**What to work on:**
Select all lines holding the word "photo" from the entries that follow.

**The records:**
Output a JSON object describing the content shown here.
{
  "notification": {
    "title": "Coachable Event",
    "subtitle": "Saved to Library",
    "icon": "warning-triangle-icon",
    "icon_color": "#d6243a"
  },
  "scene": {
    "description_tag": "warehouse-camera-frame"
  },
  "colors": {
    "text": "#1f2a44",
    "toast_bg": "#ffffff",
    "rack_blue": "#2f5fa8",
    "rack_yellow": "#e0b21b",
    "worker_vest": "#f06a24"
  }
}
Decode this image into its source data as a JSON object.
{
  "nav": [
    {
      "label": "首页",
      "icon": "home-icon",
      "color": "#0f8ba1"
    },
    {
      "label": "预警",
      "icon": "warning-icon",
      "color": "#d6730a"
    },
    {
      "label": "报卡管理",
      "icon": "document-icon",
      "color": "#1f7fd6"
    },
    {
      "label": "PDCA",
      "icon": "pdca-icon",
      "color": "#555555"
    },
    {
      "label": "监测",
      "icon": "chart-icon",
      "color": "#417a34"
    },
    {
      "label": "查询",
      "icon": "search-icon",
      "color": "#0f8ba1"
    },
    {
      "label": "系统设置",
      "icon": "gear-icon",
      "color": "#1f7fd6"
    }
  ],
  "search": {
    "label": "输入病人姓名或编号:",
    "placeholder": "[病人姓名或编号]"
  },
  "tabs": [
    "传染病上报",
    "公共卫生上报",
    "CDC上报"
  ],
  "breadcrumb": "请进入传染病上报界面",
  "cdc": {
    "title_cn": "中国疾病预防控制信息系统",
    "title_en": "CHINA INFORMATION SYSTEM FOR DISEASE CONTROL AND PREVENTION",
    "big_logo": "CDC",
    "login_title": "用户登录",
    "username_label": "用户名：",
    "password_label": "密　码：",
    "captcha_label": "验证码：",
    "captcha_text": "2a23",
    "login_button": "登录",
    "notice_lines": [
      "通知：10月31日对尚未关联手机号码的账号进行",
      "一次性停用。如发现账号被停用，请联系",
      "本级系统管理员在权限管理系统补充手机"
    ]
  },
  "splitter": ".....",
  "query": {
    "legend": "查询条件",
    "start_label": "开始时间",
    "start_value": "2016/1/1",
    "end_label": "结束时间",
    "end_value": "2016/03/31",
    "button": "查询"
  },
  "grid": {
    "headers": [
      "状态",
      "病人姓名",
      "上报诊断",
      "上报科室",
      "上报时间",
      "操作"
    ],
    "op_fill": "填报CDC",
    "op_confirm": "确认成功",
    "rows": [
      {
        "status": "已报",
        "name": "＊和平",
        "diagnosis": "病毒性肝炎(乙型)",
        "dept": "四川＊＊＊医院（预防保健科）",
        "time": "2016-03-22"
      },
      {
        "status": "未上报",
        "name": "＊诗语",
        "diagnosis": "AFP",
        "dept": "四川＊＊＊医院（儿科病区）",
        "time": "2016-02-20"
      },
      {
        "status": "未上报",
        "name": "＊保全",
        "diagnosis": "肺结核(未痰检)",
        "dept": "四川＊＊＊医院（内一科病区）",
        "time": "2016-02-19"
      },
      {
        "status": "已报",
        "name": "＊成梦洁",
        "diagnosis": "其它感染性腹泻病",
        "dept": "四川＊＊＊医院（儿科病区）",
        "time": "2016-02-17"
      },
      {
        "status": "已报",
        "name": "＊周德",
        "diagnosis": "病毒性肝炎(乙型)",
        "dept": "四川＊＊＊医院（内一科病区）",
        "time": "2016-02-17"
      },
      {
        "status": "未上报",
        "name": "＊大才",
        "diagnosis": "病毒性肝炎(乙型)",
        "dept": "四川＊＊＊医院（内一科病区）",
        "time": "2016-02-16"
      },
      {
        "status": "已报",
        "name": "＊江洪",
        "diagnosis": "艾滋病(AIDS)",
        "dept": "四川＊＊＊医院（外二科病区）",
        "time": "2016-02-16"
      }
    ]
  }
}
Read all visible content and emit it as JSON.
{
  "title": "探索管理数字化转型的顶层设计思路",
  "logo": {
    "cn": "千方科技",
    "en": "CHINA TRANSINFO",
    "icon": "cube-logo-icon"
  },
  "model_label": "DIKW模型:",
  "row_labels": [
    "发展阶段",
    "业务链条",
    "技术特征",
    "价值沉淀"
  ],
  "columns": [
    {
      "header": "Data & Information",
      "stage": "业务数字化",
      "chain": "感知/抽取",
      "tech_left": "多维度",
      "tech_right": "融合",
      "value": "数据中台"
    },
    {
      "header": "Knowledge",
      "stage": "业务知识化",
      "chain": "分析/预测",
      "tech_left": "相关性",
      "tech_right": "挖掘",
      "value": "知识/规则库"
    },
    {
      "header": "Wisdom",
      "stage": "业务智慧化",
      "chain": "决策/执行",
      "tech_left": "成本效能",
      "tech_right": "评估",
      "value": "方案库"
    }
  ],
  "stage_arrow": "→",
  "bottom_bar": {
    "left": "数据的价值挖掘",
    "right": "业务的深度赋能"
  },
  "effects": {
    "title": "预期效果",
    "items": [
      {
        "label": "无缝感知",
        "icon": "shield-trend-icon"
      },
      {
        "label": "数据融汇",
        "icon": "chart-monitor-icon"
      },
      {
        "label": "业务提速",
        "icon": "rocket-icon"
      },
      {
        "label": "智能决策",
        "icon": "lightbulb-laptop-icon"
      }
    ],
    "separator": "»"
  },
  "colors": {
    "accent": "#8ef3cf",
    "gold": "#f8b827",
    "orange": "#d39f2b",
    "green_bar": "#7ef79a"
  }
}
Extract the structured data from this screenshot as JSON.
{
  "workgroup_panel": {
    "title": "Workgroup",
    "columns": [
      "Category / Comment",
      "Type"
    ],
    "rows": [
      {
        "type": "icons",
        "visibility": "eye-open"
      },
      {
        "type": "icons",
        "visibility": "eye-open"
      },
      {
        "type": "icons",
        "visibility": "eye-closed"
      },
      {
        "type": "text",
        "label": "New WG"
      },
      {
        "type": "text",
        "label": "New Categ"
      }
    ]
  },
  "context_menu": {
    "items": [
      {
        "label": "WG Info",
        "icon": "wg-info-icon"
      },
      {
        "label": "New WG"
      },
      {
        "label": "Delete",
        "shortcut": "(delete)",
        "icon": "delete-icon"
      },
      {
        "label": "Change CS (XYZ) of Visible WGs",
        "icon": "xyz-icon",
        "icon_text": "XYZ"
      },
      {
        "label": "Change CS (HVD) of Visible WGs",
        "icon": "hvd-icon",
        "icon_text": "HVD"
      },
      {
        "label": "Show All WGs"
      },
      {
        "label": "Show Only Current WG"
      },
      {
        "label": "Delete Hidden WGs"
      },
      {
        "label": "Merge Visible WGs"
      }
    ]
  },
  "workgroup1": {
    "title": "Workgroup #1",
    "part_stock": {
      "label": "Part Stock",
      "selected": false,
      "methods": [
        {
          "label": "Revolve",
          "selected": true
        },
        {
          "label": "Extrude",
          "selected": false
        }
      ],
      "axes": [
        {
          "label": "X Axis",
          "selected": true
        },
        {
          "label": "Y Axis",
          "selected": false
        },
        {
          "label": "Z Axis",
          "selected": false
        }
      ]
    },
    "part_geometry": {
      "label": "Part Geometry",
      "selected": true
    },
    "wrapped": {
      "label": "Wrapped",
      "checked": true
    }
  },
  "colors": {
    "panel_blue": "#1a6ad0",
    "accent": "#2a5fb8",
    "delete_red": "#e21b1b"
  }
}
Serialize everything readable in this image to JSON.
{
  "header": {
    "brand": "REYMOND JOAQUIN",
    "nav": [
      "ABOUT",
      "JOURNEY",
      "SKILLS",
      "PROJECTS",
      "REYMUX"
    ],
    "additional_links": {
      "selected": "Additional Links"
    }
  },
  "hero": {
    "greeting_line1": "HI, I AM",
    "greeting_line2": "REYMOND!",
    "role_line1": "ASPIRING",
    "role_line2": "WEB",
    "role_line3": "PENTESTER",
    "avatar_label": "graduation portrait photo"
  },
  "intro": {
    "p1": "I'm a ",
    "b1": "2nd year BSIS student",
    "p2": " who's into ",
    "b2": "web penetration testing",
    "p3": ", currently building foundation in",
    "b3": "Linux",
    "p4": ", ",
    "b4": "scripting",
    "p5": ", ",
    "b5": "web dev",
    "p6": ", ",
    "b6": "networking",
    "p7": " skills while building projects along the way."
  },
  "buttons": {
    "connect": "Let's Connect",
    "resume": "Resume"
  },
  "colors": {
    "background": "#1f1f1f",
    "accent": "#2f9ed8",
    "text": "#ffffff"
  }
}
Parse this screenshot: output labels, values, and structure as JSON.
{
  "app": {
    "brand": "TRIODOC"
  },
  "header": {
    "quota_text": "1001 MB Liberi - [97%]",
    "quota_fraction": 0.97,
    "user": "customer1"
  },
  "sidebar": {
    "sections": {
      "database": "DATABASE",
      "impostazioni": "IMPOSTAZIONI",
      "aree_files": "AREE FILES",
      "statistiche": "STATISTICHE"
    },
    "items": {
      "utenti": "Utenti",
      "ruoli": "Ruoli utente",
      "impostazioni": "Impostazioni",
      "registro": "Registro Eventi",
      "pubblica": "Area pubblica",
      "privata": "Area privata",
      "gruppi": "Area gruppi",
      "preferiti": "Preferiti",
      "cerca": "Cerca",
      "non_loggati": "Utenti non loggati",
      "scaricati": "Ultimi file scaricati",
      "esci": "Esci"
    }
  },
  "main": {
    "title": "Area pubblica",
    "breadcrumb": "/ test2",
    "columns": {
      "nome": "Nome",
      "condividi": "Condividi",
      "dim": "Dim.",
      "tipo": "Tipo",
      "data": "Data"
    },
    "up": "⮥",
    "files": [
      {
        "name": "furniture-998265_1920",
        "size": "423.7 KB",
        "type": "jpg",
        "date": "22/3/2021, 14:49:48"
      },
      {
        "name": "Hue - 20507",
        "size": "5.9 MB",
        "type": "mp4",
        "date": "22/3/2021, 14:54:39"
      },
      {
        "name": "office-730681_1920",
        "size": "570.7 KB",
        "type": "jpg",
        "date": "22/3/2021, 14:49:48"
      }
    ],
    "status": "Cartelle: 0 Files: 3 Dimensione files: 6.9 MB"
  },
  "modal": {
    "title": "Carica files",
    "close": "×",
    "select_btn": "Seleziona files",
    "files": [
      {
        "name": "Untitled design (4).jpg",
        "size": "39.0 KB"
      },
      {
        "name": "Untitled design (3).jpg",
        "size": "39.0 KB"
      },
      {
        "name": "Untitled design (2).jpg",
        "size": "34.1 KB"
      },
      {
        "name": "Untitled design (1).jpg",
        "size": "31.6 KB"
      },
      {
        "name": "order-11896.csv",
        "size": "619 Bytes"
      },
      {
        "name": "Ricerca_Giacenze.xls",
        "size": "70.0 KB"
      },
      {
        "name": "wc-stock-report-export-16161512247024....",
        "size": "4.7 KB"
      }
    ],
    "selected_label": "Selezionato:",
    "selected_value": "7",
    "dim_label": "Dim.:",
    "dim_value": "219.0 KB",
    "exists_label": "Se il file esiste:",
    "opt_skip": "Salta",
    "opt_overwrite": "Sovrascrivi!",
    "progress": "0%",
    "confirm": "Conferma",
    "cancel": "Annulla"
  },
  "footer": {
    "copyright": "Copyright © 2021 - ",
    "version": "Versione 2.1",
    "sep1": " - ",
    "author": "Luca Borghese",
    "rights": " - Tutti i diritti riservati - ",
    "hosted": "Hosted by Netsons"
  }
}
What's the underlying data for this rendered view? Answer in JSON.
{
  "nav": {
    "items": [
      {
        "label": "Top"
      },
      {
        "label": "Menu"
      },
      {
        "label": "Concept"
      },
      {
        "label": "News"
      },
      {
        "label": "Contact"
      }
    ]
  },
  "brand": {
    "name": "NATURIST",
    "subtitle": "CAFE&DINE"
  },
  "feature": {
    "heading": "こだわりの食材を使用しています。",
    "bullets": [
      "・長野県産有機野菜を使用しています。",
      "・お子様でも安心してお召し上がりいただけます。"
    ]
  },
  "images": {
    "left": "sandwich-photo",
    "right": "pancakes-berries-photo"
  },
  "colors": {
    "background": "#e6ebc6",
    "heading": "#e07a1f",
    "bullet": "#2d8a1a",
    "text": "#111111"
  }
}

**Solution for this exercise:**
    "avatar_label": "graduation portrait photo"
    "left": "sandwich-photo",
    "right": "pancakes-berries-photo"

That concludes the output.